=== Material for this exercise ===

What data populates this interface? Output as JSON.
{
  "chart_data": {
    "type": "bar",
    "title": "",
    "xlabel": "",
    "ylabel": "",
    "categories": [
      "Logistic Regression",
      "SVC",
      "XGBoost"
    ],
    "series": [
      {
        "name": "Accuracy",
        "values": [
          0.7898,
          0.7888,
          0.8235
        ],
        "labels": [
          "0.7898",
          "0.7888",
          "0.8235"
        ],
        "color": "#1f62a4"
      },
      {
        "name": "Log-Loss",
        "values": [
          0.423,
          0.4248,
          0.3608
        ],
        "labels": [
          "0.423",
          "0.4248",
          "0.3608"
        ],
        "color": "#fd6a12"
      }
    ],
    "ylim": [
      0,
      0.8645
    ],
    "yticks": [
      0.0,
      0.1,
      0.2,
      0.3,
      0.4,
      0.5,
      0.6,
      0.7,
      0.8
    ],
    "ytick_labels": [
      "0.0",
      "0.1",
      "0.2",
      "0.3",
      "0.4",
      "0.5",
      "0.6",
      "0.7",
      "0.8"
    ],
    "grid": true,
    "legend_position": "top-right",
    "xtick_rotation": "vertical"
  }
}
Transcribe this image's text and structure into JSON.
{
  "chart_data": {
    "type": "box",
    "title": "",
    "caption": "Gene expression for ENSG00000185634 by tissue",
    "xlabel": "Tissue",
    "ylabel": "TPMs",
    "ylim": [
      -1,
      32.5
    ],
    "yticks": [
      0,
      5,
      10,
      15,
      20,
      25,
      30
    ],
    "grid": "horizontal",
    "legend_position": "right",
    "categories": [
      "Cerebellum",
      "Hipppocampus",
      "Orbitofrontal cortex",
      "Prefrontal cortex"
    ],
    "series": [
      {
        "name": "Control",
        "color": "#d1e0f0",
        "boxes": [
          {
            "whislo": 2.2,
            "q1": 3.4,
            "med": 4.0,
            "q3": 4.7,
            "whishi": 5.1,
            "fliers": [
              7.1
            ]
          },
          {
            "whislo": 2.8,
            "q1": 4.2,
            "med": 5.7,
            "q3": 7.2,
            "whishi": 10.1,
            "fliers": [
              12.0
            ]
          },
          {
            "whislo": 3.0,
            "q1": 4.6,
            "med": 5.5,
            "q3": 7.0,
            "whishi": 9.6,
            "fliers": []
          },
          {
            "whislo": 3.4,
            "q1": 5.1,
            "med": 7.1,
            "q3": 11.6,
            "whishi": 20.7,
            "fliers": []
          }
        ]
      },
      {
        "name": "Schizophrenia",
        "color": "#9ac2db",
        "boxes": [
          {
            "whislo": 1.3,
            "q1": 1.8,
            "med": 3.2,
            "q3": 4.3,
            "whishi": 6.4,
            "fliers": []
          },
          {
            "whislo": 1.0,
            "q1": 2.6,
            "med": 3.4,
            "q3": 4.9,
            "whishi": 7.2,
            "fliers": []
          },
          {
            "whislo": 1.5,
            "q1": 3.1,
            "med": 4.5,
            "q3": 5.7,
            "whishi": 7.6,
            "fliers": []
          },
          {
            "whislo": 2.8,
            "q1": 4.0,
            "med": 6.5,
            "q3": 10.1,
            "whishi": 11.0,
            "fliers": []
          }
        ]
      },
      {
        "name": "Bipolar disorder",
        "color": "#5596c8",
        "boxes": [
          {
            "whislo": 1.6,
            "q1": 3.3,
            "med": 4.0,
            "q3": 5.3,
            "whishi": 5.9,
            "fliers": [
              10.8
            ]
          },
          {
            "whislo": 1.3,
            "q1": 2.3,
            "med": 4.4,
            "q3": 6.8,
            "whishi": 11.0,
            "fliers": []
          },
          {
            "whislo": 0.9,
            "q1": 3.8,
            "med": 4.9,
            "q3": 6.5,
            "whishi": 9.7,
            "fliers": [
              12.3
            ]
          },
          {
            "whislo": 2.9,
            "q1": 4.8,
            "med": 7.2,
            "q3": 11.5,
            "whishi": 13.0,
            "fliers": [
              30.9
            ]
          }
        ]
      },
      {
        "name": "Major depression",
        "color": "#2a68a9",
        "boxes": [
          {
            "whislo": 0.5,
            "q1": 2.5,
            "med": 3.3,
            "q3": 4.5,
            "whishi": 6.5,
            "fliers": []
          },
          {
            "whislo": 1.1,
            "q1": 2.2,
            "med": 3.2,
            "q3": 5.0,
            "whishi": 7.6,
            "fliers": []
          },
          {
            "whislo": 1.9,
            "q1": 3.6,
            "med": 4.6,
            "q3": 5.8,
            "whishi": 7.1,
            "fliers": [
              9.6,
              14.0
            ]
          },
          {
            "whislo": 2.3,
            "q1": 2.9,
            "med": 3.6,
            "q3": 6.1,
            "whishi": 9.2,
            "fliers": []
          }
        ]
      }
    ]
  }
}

===

Stated problem:
Scan the listing above and identify each line holding the string "JSON"; copy every such line.

Correct response:
What data populates this interface? Output as JSON.
Transcribe this image's text and structure into JSON.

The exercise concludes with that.